### Problem description
Look over the material for the string "other". Copy every line where it turns up.

### Material for this task
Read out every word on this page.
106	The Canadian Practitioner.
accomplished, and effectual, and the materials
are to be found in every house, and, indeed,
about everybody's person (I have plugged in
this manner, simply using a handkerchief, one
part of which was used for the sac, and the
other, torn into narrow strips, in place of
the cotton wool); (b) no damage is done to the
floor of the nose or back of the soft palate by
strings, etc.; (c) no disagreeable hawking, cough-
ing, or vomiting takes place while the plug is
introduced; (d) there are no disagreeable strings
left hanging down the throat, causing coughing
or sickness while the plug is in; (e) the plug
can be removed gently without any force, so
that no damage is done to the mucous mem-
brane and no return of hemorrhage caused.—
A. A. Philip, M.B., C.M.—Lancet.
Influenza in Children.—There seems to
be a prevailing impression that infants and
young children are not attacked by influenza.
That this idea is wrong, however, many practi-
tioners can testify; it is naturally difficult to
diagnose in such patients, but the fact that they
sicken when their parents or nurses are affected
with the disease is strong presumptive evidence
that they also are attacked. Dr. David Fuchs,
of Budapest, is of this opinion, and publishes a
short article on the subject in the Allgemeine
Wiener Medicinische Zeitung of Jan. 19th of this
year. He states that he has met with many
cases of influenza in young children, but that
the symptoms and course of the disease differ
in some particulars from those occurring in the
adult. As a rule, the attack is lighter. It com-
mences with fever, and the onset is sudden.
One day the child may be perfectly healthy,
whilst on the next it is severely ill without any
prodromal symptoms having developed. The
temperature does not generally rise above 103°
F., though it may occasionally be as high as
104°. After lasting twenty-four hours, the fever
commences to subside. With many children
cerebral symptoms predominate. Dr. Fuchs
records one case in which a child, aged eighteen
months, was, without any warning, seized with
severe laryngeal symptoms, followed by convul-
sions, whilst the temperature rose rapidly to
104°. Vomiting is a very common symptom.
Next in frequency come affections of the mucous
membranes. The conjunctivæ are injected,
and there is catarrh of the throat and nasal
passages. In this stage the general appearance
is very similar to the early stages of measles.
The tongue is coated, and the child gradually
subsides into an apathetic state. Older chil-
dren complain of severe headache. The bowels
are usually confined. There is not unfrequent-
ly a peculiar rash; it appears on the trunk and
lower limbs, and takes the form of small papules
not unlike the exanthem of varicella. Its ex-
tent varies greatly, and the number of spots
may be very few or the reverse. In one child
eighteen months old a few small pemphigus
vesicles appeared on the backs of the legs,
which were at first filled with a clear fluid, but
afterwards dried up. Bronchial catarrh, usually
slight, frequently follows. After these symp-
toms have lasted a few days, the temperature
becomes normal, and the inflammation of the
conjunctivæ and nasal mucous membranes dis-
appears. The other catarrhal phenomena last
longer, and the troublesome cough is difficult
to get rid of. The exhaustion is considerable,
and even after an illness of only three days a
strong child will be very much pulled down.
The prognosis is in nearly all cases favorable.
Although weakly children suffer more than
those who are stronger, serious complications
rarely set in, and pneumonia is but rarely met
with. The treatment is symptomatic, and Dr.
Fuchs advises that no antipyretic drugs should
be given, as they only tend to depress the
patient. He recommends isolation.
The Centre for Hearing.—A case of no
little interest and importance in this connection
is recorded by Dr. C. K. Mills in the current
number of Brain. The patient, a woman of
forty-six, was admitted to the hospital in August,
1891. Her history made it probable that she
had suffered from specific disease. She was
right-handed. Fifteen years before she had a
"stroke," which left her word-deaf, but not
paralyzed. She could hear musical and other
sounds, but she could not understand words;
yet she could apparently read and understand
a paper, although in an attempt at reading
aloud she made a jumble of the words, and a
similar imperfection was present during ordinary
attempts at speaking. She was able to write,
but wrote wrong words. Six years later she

### Worked solution
other, torn into narrow strips, in place of
appears. The other catarrhal phenomena last
paralyzed. She could hear musical and other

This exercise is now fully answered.